「ジョジョ・ラビット」感想 コメディとシリアスが絶妙なバランスの秀作

ヒューマンドラマ

「マイティ・ソーバトルロイヤル」「イーグルVSシャーク」のタイカ・ワイティティ監督の今作「ジョジョ・ラビット」はナチス統治下のドイツで生きる10歳の少年の物語で、

監督自身がマオリとロシア系ユダヤ人とのハーフで偏見に晒された事もあったそうです。

そんな立場から捉えたナチスや戦争に対するメッセージも詰まった作品です。

出典元:サーチライト・ピクチャーズ

監督:タイカ・ワイティティ
脚本:タイカ・ワイティティ
キャスト:ジョジョ(ローマン・グリフィン・デーヴィス) エルサ(トーマシン・マッケンジー)
ロージー(スカーレット・ヨハンソン) アドルフ・ヒトラー(タイカ・ワイティティ)
クレンツェンドルフ/キャプテンK(サム・ロックウェル)他 ・・

「ジョジョ・ラビット」あらすじ

ヒトラーの妄想と対話するくらいナチスに心酔している10歳の少年ジョジョはナチス少年団に入団する。

--------------------------------

上にある映画「ジョジョ・ラビット」の感想文を引き継ぎ、最後の文の後から続きを書く。

__利用可能なデータ__

--------------------------------

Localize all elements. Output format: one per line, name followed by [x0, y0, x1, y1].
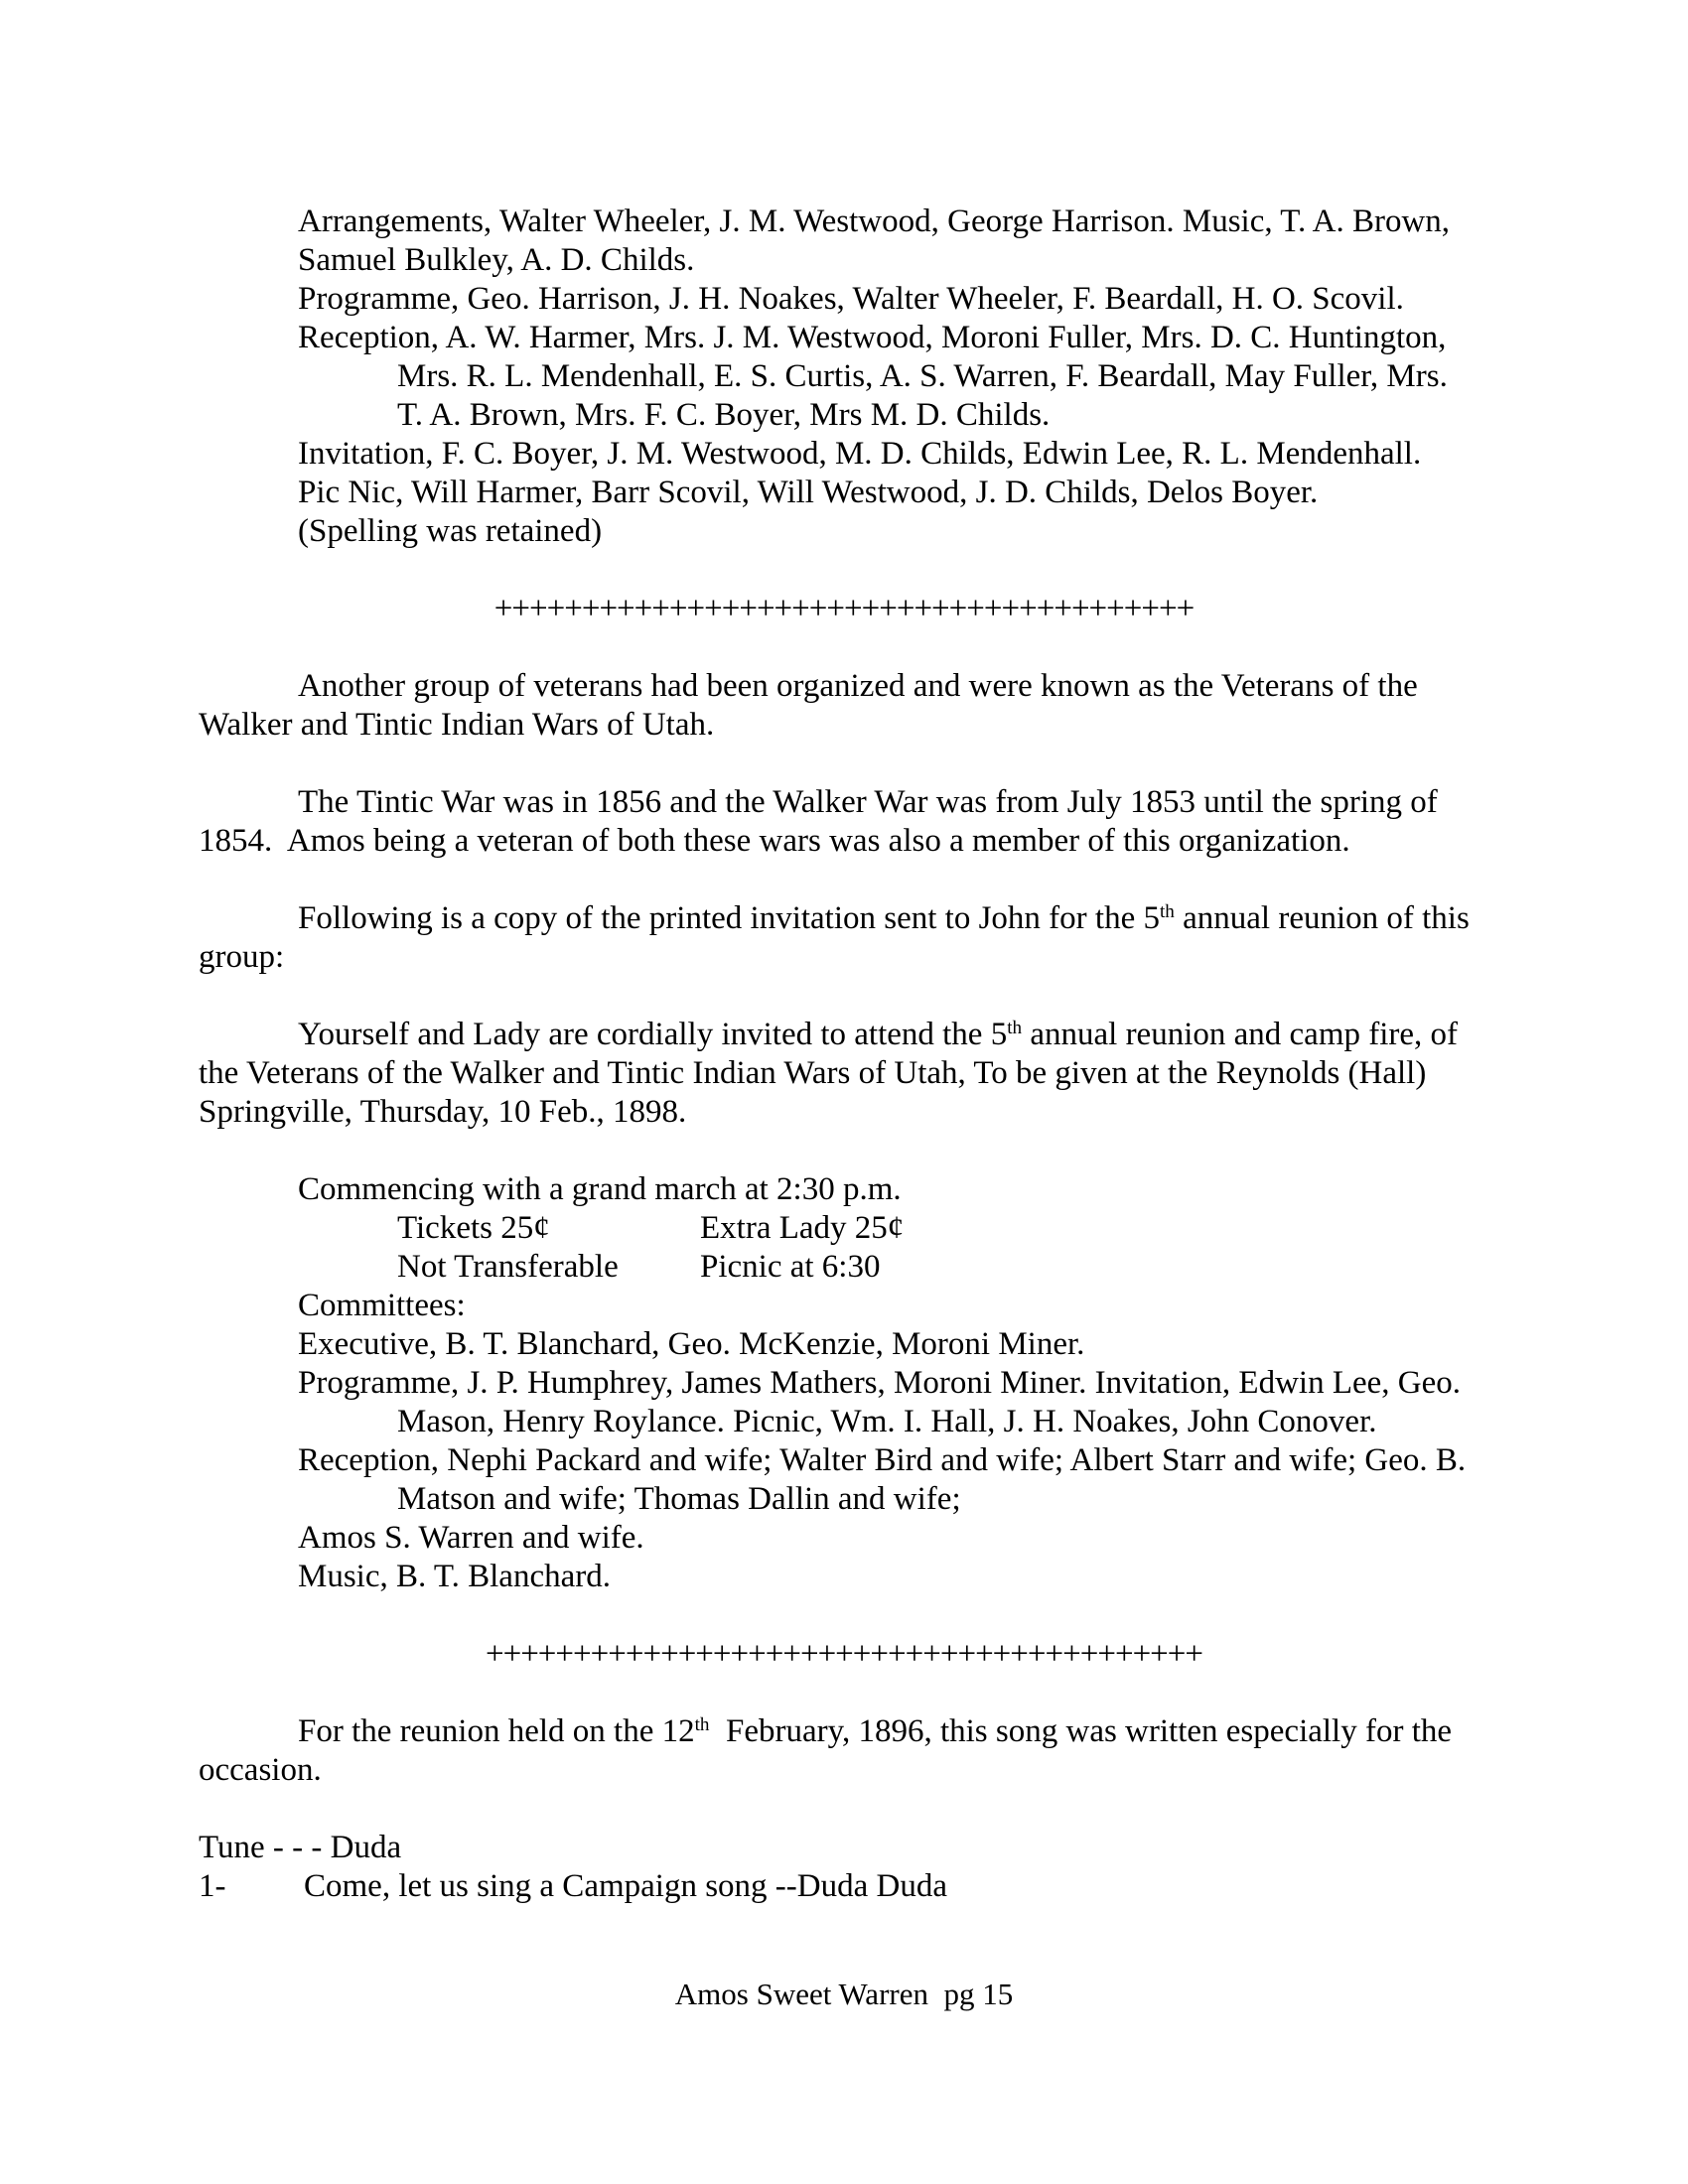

--------------------------------

__課題の解答__
気の弱いジョジョは軍事演習を兼ねた合宿で逃げ腰になってしまい少年団の先輩に目を付けられてしまう。

ナチス少年団としての強さを証明するようウサギを殺せと命じられるが、ジョジョはウサギを逃しその場から逃走する。

森の中ジョジョは1人泣いているといつものように妄想のヒトラーにそっくりなアドルフが優しく語りかけてくる。

ジョジョはアドルフに鼓舞されるがまま合宿に戻ると演習中のキャプテンKから手榴弾を奪い自分で投げそれが木で跳ね返って自爆してしまう。

瀕死の重症を負いなんとか命を取り留めるも顔と片足に大きな傷を負ってしまったジョジョは兵士の夢を諦め街でのビラ貼りを命じられることになる。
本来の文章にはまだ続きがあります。